**What the task asks:** Where a line in the listing contains the string "this", copy that line out.

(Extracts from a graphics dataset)
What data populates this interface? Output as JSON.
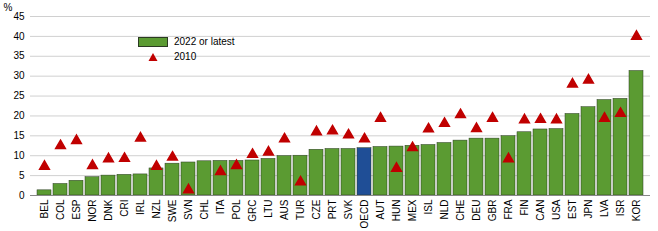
{
  "chart_data": {
    "type": "bar",
    "categories": [
      "BEL",
      "COL",
      "ESP",
      "NOR",
      "DNK",
      "CRI",
      "IRL",
      "NZL",
      "SWE",
      "SVN",
      "CHL",
      "ITA",
      "POL",
      "GRC",
      "LTU",
      "AUS",
      "TUR",
      "CZE",
      "PRT",
      "SVK",
      "OECD",
      "AUT",
      "HUN",
      "MEX",
      "ISL",
      "NLD",
      "CHE",
      "DEU",
      "GBR",
      "FRA",
      "FIN",
      "CAN",
      "USA",
      "EST",
      "JPN",
      "LVA",
      "ISR",
      "KOR"
    ],
    "series": [
      {
        "name": "2022 or latest",
        "type": "bar",
        "color": "#5b9b32",
        "colors": [
          "#5b9b32",
          "#5b9b32",
          "#5b9b32",
          "#5b9b32",
          "#5b9b32",
          "#5b9b32",
          "#5b9b32",
          "#5b9b32",
          "#5b9b32",
          "#5b9b32",
          "#5b9b32",
          "#5b9b32",
          "#5b9b32",
          "#5b9b32",
          "#5b9b32",
          "#5b9b32",
          "#5b9b32",
          "#5b9b32",
          "#5b9b32",
          "#5b9b32",
          "#1f4e96",
          "#5b9b32",
          "#5b9b32",
          "#5b9b32",
          "#5b9b32",
          "#5b9b32",
          "#5b9b32",
          "#5b9b32",
          "#5b9b32",
          "#5b9b32",
          "#5b9b32",
          "#5b9b32",
          "#5b9b32",
          "#5b9b32",
          "#5b9b32",
          "#5b9b32",
          "#5b9b32",
          "#5b9b32"
        ],
        "values": [
          1.3,
          2.9,
          3.7,
          4.6,
          5.0,
          5.2,
          5.3,
          6.8,
          8.0,
          8.3,
          8.6,
          8.7,
          8.7,
          8.8,
          9.2,
          9.9,
          10.0,
          11.5,
          11.7,
          11.7,
          11.9,
          12.2,
          12.3,
          12.5,
          12.7,
          13.2,
          13.8,
          14.3,
          14.3,
          14.9,
          15.9,
          16.6,
          16.7,
          20.5,
          22.2,
          24.0,
          24.3,
          31.3
        ]
      },
      {
        "name": "2010",
        "type": "scatter",
        "marker": "triangle",
        "color": "#c00000",
        "values": [
          7.3,
          12.5,
          13.8,
          7.5,
          9.2,
          9.3,
          14.4,
          7.3,
          9.6,
          1.4,
          null,
          6.0,
          7.5,
          10.3,
          10.9,
          14.2,
          3.4,
          16.0,
          16.2,
          15.2,
          14.2,
          19.4,
          6.8,
          12.0,
          16.7,
          18.1,
          20.3,
          16.8,
          19.4,
          9.2,
          19.0,
          19.1,
          19.0,
          28.0,
          29.0,
          19.4,
          20.6,
          40.0
        ]
      }
    ],
    "y_label": "%",
    "ylim": [
      0,
      45
    ],
    "yticks": [
      0,
      5,
      10,
      15,
      20,
      25,
      30,
      35,
      40,
      45
    ],
    "grid": true,
    "legend": "top-left"
  }
}
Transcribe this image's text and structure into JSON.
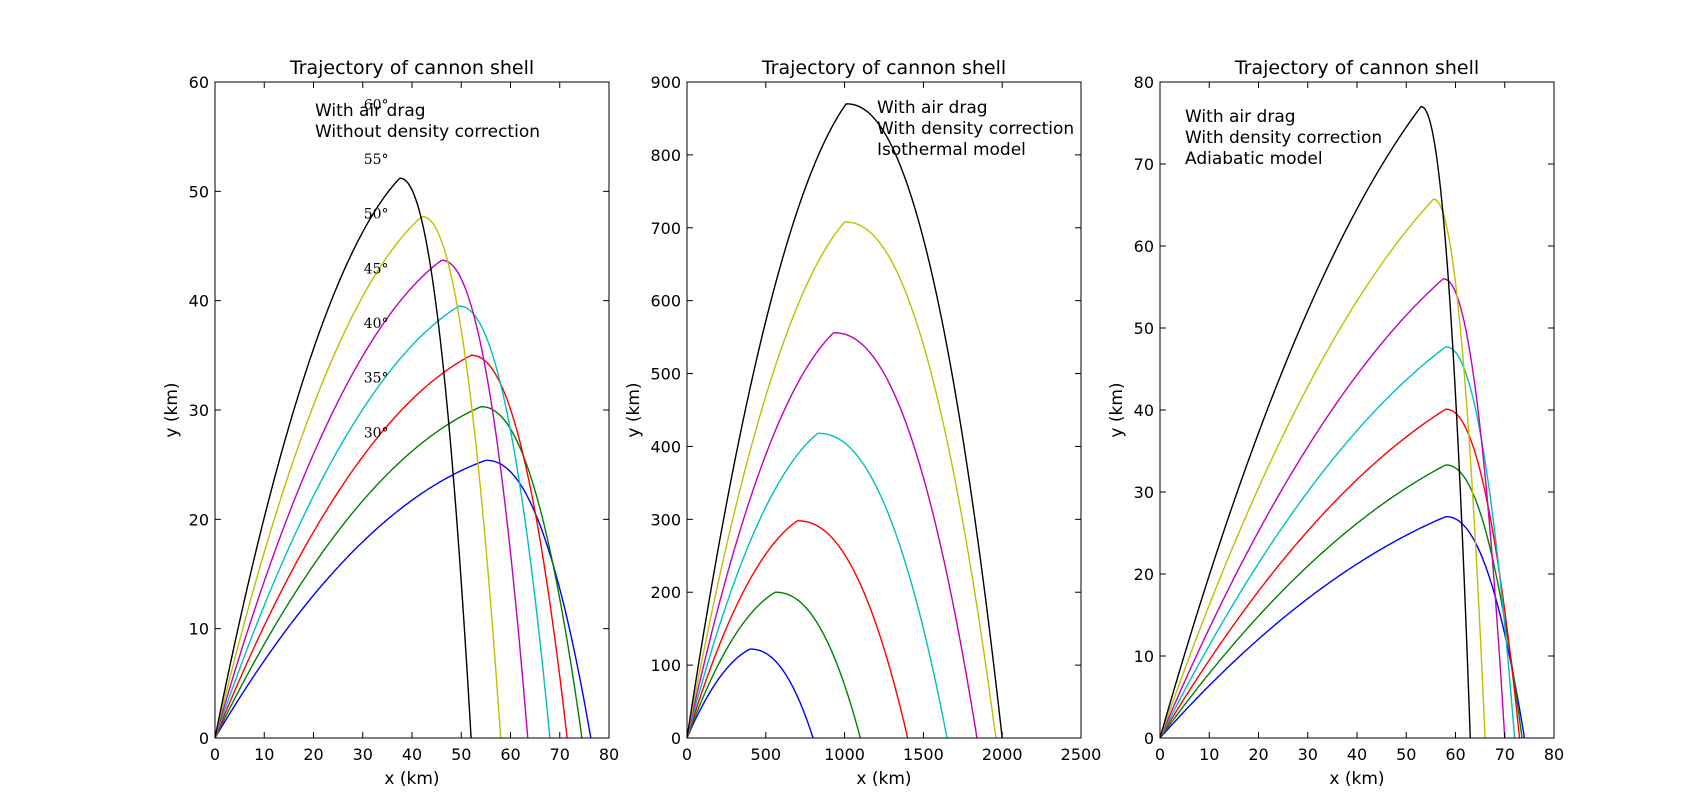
{
  "figure": {
    "background": "#ffffff",
    "series_colors": [
      "#0000ff",
      "#008000",
      "#ff0000",
      "#00bfbf",
      "#bf00bf",
      "#bfbf00",
      "#000000"
    ]
  },
  "chart_data": [
    {
      "type": "line",
      "title": "Trajectory of cannon shell",
      "xlabel": "x (km)",
      "ylabel": "y (km)",
      "xlim": [
        0,
        80
      ],
      "ylim": [
        0,
        60
      ],
      "xticks": [
        "0",
        "10",
        "20",
        "30",
        "40",
        "50",
        "60",
        "70",
        "80"
      ],
      "yticks": [
        "0",
        "10",
        "20",
        "30",
        "40",
        "50",
        "60"
      ],
      "annotations": [
        "With air drag",
        "Without density correction"
      ],
      "angle_labels": [
        "30°",
        "35°",
        "40°",
        "45°",
        "50°",
        "55°",
        "60°"
      ],
      "grid": false,
      "series": [
        {
          "angle": 30,
          "range": 76.3,
          "peak_x": 55.0,
          "peak_y": 25.4,
          "color": "#0000ff"
        },
        {
          "angle": 35,
          "range": 74.5,
          "peak_x": 54.0,
          "peak_y": 30.3,
          "color": "#008000"
        },
        {
          "angle": 40,
          "range": 71.5,
          "peak_x": 52.0,
          "peak_y": 35.0,
          "color": "#ff0000"
        },
        {
          "angle": 45,
          "range": 68.0,
          "peak_x": 49.5,
          "peak_y": 39.5,
          "color": "#00bfbf"
        },
        {
          "angle": 50,
          "range": 63.5,
          "peak_x": 46.0,
          "peak_y": 43.7,
          "color": "#bf00bf"
        },
        {
          "angle": 55,
          "range": 58.0,
          "peak_x": 42.0,
          "peak_y": 47.7,
          "color": "#bfbf00"
        },
        {
          "angle": 60,
          "range": 52.0,
          "peak_x": 37.5,
          "peak_y": 51.2,
          "color": "#000000"
        }
      ]
    },
    {
      "type": "line",
      "title": "Trajectory of cannon shell",
      "xlabel": "x (km)",
      "ylabel": "y (km)",
      "xlim": [
        0,
        2500
      ],
      "ylim": [
        0,
        900
      ],
      "xticks": [
        "0",
        "500",
        "1000",
        "1500",
        "2000",
        "2500"
      ],
      "yticks": [
        "0",
        "100",
        "200",
        "300",
        "400",
        "500",
        "600",
        "700",
        "800",
        "900"
      ],
      "annotations": [
        "With air drag",
        "With density correction",
        "Isothermal model"
      ],
      "grid": false,
      "series": [
        {
          "angle": 30,
          "range": 800,
          "peak_x": 400,
          "peak_y": 122,
          "color": "#0000ff"
        },
        {
          "angle": 35,
          "range": 1100,
          "peak_x": 560,
          "peak_y": 200,
          "color": "#008000"
        },
        {
          "angle": 40,
          "range": 1400,
          "peak_x": 700,
          "peak_y": 298,
          "color": "#ff0000"
        },
        {
          "angle": 45,
          "range": 1650,
          "peak_x": 830,
          "peak_y": 418,
          "color": "#00bfbf"
        },
        {
          "angle": 50,
          "range": 1840,
          "peak_x": 930,
          "peak_y": 556,
          "color": "#bf00bf"
        },
        {
          "angle": 55,
          "range": 1960,
          "peak_x": 1000,
          "peak_y": 708,
          "color": "#bfbf00"
        },
        {
          "angle": 60,
          "range": 2000,
          "peak_x": 1010,
          "peak_y": 870,
          "color": "#000000"
        }
      ]
    },
    {
      "type": "line",
      "title": "Trajectory of cannon shell",
      "xlabel": "x (km)",
      "ylabel": "y (km)",
      "xlim": [
        0,
        80
      ],
      "ylim": [
        0,
        80
      ],
      "xticks": [
        "0",
        "10",
        "20",
        "30",
        "40",
        "50",
        "60",
        "70",
        "80"
      ],
      "yticks": [
        "0",
        "10",
        "20",
        "30",
        "40",
        "50",
        "60",
        "70",
        "80"
      ],
      "annotations": [
        "With air drag",
        "With density correction",
        "Adiabatic model"
      ],
      "grid": false,
      "series": [
        {
          "angle": 30,
          "range": 74.0,
          "peak_x": 58.0,
          "peak_y": 27.0,
          "color": "#0000ff"
        },
        {
          "angle": 35,
          "range": 73.5,
          "peak_x": 58.0,
          "peak_y": 33.3,
          "color": "#008000"
        },
        {
          "angle": 40,
          "range": 73.0,
          "peak_x": 58.0,
          "peak_y": 40.1,
          "color": "#ff0000"
        },
        {
          "angle": 45,
          "range": 72.0,
          "peak_x": 58.0,
          "peak_y": 47.7,
          "color": "#00bfbf"
        },
        {
          "angle": 50,
          "range": 70.0,
          "peak_x": 57.5,
          "peak_y": 56.0,
          "color": "#bf00bf"
        },
        {
          "angle": 55,
          "range": 66.0,
          "peak_x": 55.5,
          "peak_y": 65.7,
          "color": "#bfbf00"
        },
        {
          "angle": 60,
          "range": 63.0,
          "peak_x": 53.0,
          "peak_y": 77.0,
          "color": "#000000"
        }
      ]
    }
  ]
}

**Final result:**
What data populates this interface? Output as JSON.
Transcribe this image's text and structure into JSON.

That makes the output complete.